*TO DO:* In the listing below, find every line containing "true" and copy it out.

*DATA PROVIDED:*
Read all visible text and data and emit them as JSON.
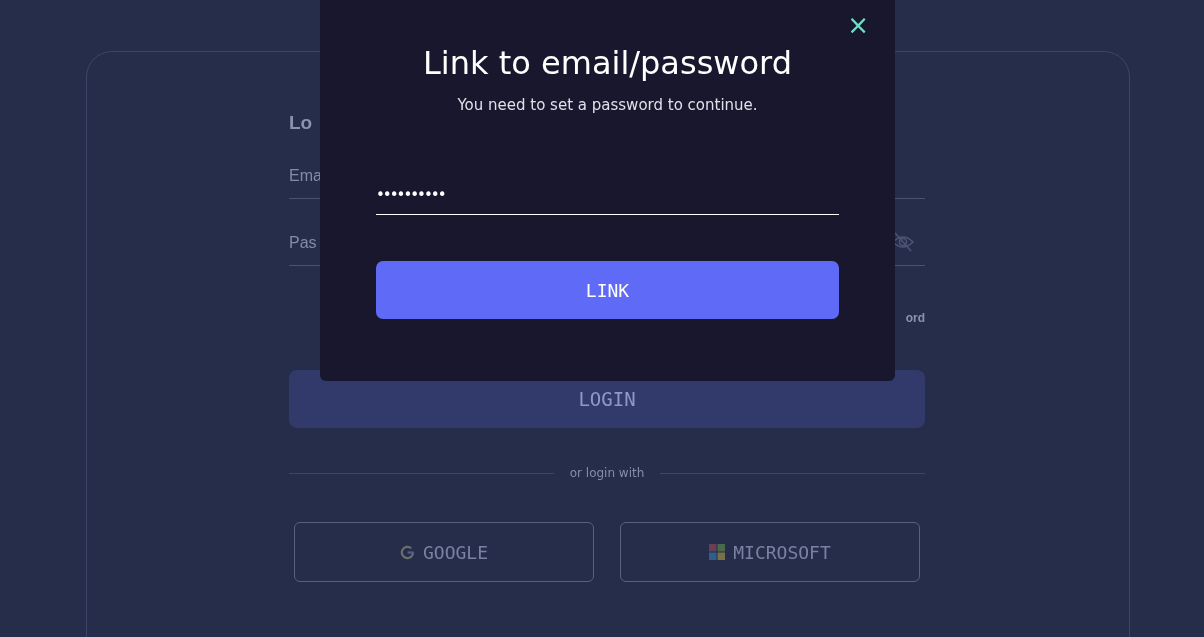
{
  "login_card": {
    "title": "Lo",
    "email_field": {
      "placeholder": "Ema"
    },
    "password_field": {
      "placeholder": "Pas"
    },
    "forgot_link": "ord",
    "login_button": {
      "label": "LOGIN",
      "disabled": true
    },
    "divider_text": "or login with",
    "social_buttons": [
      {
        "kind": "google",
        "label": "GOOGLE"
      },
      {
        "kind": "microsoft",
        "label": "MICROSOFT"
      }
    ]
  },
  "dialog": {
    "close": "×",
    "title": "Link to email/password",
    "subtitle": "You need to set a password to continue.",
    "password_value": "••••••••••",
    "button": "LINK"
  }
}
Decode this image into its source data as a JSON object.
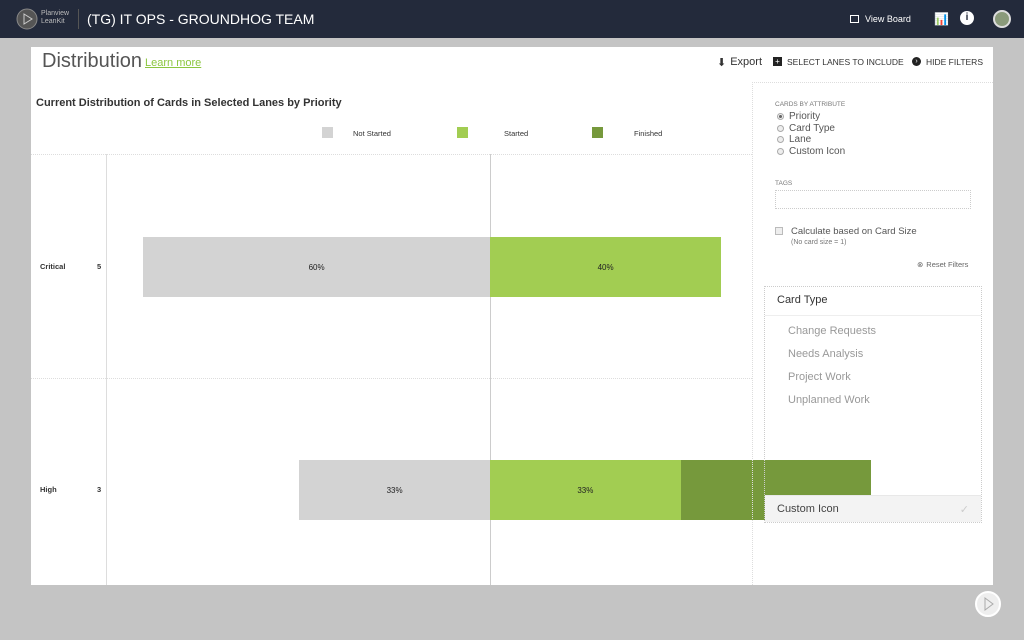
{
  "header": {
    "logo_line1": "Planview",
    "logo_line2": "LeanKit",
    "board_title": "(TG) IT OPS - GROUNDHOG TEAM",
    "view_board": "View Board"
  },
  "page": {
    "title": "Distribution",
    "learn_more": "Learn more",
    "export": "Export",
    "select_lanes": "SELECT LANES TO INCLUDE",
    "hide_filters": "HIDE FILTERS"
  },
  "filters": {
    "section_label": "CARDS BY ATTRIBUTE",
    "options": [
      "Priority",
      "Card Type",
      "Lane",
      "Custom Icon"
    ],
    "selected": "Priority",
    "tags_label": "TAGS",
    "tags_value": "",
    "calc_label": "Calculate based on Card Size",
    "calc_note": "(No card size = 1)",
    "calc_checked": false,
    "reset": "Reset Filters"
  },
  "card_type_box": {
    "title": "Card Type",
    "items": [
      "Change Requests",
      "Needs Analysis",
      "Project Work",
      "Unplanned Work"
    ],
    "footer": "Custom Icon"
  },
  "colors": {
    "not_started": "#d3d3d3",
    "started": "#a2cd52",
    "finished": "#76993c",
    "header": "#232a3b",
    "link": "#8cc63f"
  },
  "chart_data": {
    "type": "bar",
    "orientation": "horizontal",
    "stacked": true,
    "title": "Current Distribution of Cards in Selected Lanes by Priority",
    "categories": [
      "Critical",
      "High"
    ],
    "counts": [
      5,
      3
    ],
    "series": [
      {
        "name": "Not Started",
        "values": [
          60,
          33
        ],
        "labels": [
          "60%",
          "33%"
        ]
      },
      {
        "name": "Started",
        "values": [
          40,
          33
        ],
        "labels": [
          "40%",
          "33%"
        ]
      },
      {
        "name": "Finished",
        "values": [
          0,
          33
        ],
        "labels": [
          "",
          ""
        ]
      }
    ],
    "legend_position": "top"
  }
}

==

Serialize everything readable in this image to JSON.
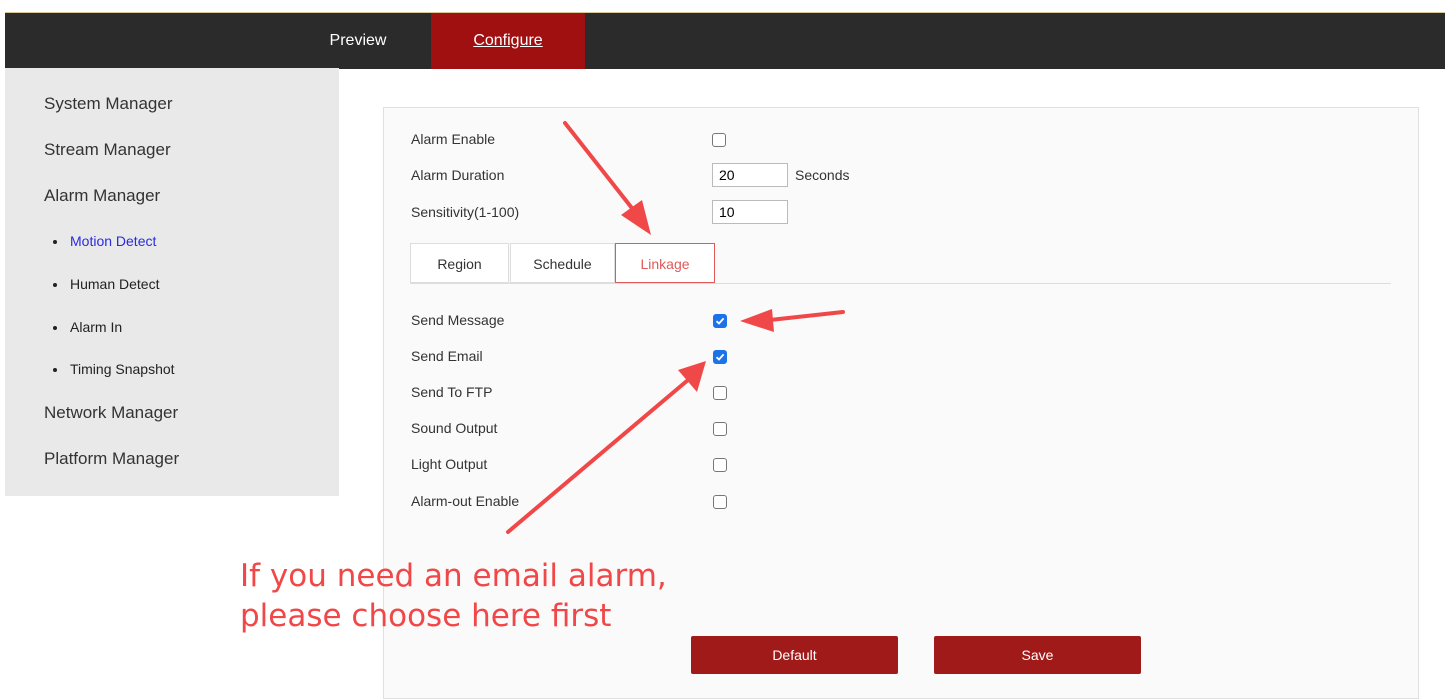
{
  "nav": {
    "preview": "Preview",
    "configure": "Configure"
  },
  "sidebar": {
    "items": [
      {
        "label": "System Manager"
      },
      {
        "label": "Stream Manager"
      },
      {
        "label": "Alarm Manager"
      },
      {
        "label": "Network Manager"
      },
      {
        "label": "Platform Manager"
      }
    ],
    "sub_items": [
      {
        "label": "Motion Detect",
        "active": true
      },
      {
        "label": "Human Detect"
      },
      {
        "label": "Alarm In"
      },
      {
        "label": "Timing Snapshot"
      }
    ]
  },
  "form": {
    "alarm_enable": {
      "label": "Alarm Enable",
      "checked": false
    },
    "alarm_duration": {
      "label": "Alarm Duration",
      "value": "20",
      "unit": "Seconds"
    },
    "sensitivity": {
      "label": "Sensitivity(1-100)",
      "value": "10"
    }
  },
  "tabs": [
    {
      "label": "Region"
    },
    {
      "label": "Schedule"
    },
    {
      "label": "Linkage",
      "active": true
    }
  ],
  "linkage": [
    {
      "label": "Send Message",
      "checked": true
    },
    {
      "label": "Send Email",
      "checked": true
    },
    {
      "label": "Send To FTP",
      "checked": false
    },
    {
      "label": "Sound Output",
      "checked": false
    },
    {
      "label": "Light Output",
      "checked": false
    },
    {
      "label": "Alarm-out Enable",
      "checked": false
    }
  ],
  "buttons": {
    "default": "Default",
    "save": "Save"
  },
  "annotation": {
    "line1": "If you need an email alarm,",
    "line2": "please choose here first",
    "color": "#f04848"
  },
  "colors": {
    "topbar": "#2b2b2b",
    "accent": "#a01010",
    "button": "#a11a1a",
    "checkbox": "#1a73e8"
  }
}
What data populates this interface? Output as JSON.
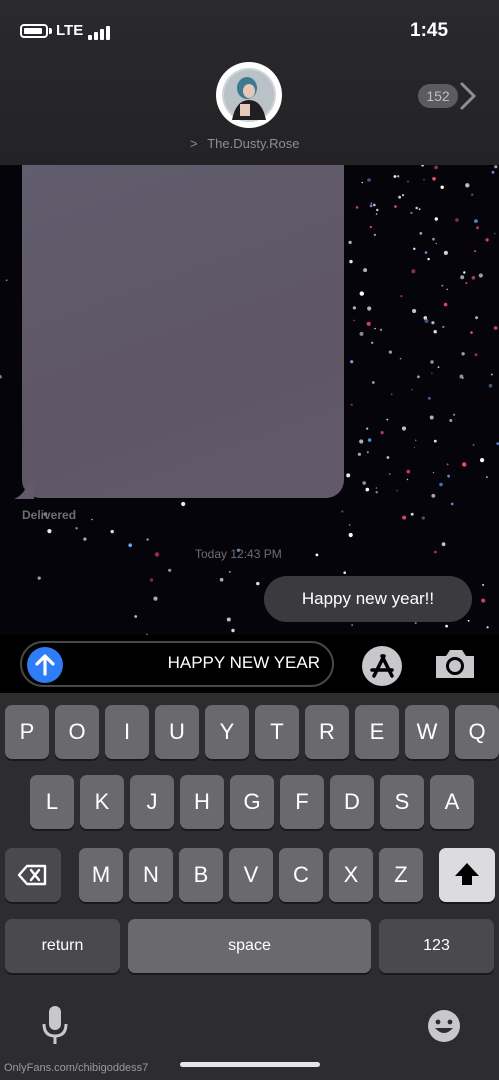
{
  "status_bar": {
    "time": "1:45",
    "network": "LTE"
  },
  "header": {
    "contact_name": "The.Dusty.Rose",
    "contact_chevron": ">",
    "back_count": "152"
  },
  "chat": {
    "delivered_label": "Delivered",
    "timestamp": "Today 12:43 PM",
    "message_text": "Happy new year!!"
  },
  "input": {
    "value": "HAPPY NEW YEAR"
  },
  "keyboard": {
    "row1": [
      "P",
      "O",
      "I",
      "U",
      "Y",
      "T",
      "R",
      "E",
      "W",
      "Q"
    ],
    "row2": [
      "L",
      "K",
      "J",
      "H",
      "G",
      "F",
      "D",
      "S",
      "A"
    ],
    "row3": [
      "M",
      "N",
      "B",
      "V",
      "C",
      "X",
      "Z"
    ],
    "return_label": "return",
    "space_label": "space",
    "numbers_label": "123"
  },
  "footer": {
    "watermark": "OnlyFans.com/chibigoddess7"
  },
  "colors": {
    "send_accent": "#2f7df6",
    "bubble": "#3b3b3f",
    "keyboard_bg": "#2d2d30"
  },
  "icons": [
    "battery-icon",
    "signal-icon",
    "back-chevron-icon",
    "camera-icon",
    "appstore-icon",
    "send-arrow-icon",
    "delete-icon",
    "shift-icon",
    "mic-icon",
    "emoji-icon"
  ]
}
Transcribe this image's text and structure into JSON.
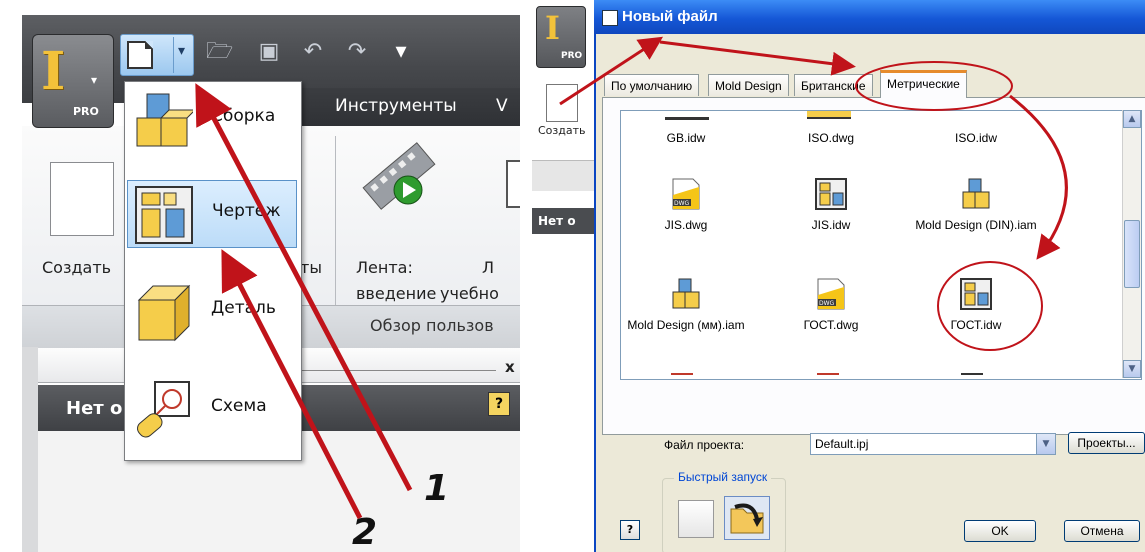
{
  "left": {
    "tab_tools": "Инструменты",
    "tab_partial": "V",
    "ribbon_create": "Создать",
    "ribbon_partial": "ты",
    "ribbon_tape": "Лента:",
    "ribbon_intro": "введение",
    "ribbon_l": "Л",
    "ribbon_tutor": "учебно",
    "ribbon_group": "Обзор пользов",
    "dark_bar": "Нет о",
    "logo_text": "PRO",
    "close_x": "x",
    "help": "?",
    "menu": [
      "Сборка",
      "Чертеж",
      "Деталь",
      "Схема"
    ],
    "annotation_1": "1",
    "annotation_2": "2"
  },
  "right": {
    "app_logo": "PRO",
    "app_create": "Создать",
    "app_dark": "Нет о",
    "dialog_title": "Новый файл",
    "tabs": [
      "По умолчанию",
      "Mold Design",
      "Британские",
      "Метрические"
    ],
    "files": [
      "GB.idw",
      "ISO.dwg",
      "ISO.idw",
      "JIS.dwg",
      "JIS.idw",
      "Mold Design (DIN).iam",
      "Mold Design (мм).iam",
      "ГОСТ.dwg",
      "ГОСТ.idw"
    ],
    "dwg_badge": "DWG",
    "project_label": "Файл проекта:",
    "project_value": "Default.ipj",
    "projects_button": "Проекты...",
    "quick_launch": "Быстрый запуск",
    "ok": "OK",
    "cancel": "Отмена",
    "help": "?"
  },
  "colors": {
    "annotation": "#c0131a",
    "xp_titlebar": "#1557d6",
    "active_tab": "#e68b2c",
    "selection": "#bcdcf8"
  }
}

*WRITTEN SOLUTION:*
      "disabled": true
    "stacked": true,
        "active": true
      "active": true
      "checked": true
      "checked": true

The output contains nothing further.